■ **DOCUMENT PASSAGE**:
>>>>>

The view with our morning cuppa

Magnolia Serene

A prodigious carpet of petals beneath

The second pink to give me daily delight is Magnolia ‘Serene’ – bred by Felix and the marker of the end of the deciduous magnolia season for us. As we sit having our morning cup of tea, it is framed in the corner window of our bedroom. Not this morning, though. With daylight saving, it was a bit dark at 7am to see it so that may herald the end of that particular seasonal pleasure, too.

Rhododendron Coconut Ice

I am not the world’s biggest fan of the ball truss type of rhododendron but ‘Coconut Ice’ was looking particularly pretty earlier this week. Sadly, it is browning off already. Flowering is an ephemeral pleasure. Mark observes that the delight of rhododendrons lies in watching the buds for a long period of time before finally opening over a period of a couple of weeks. There is then a week, maybe 10 days, of full glory – sometimes cut shorter by an ill-timed storm – and then it is time to dead head it. In practice, we don’t dead head all our rhododendrons – just those that set large amounts of seed which can weaken the plant over time.

My rhododendron preference is for those with looser trusses that are sometimes so abundant that they can cover the plant.

Rhododendron Anne Teese

It took a couple of goes for Mark to remember the name of this beauty – Rhododendron Anne Teese. It is an Australian-bred hybrid coming from the Teese family (in this case the father, Arnold) who are well known through their nursery, Yamina Rare Plants in Monbulk, Victoria. Mark thinks it was named for the mother, presumably married to Arnold. Whatever, it is very lovely and I would be happy to have it named for me. It is a Maddenia hybrid (R.ciliicalyx x R.formosum) so scented and with a heavier petal, more weather resistant than ‘Charisma’, a similar R.ciliicalyx selection that used to be widely available here.

Rhododendron Floral Gift in a swathe of bluebells

With one notable exception – Magnolia ‘Felix Jury’ – Mark doesn’t name his cultivars for people. Or when he does, it is by oblique reference at best so an in-house tribute only. So this, his most fragrant rhododendron is ‘Floral Gift’, not ‘Abbie Jury’. It takes a while to get established but it is lovely and can be seen performing really well at Pukeiti Rhododendron Gardens. There are a whole lot of hybrids in this genre of scented, white flushed pink loose trusses; the best known is ‘Fragrantissimum’.  What sets ‘Floral Gift’ apart is the large flower and the very heavy petal texture giving it good weather resistance.

The reason I often reference weather resistance is because our spring flowering coincides with the spring equinox when we get the most unsettled weather, as evidenced this weekend – which, for us, means very heavy rain and wind which can wipe out fragile flowers in a matter of hours. And a few more pinks to finish off – this is one of the Dendrobium ‘Bardo Rose’ group of orchids which thrive in our open woodland areas. They flower for a long time and the scale is right for detailed woodland plantings – by which I mean, not as big and dominant as the cymbidiums.

Fairy Magnolia Blush

Fairy Magnolia Blush has a good, long flowering season, currently at its most charming stage of peak bloom. More lilac than pink, it is pleione orchid time. This is another group from the orchid family that thrives in pretty laissez-faire woodland conditions (in other words, benign neglect) but the flowering season is much shorter than the dendrobium ‘Bardo Roses’.

<<<<<

■ **DIRECTIVE A**: Lay out the lines of the records between the line holding "y-tick-label: 7,0 <box>18 140 59 170</box>" and the line holding "x-tick-label: 2056 <box>881 674 946 704</box>", inclusive, as a numbered list, omitting any blank lines.

■ **DATA PROVIDED**:
>>>>>

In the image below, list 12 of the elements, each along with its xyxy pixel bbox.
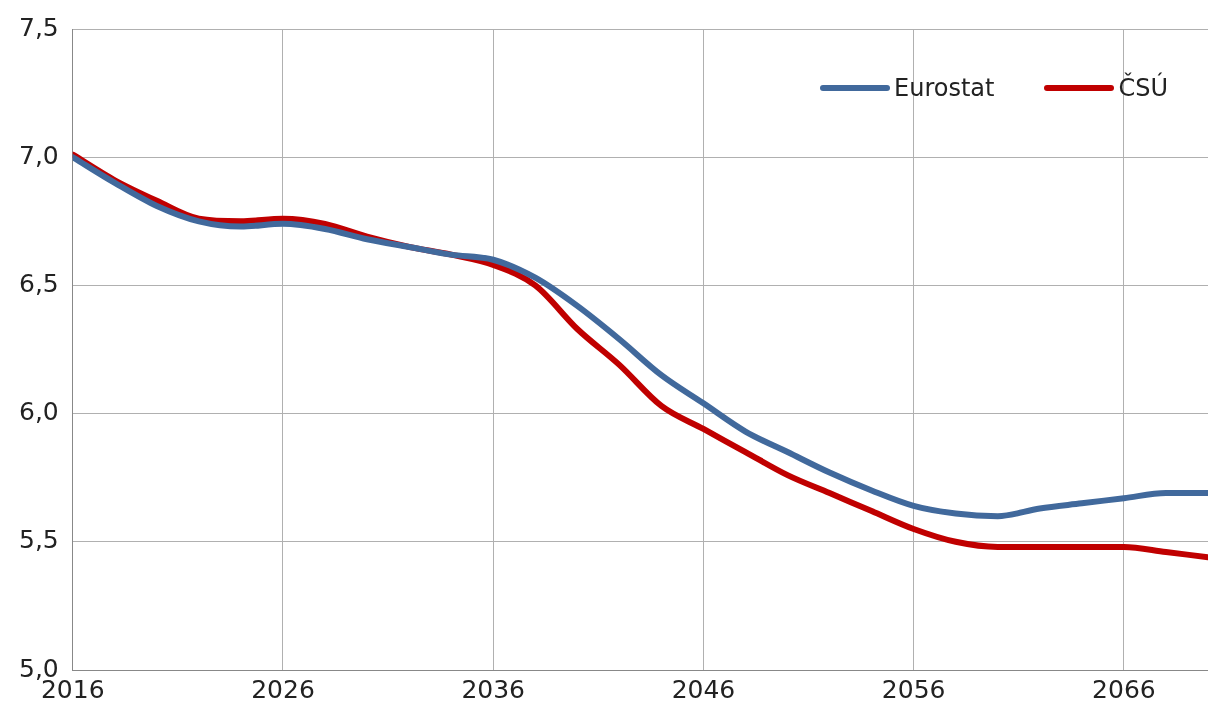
y-tick-label: 7,0 <box>18 140 59 170</box>
legend-label: ČSÚ <box>1118 74 1168 102</box>
x-tick-label: 2036 <box>461 674 526 704</box>
y-tick-label: 5,5 <box>18 525 59 555</box>
y-tick-label: 6,5 <box>18 268 59 298</box>
x-tick-label: 2026 <box>251 674 315 704</box>
legend-label: Eurostat <box>894 74 995 102</box>
x-tick-label: 2046 <box>671 674 736 704</box>
x-tick-label: 2056 <box>881 674 946 704</box>
x-tick-label: 2066 <box>1092 674 1156 704</box>
y-tick-label: 6,0 <box>18 397 59 427</box>
y-tick-label: 7,5 <box>18 12 59 42</box>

<<<<<

■ **DIRECTIVE B**:
Answer these questions from the garden text:
(i) Who bred Magnolia 'Serene'?
(ii) Through which nursery is the Teese family well known?
(iii) What is the best known hybrid among the scented, white flushed pink, loose-trussed rhododendrons?

■ **REPLY A**:
1. y-tick-label: 7,0 <box>18 140 59 170</box>
2. legend-label: ČSÚ <box>1118 74 1168 102</box>
3. x-tick-label: 2036 <box>461 674 526 704</box>
4. y-tick-label: 5,5 <box>18 525 59 555</box>
5. y-tick-label: 6,5 <box>18 268 59 298</box>
6. x-tick-label: 2026 <box>251 674 315 704</box>
7. legend-label: Eurostat <box>894 74 995 102</box>
8. x-tick-label: 2046 <box>671 674 736 704</box>
9. x-tick-label: 2056 <box>881 674 946 704</box>

■ **REPLY B**:
(i) Felix
(ii) Yamina Rare Plants in Monbulk, Victoria
(iii) 'Fragrantissimum'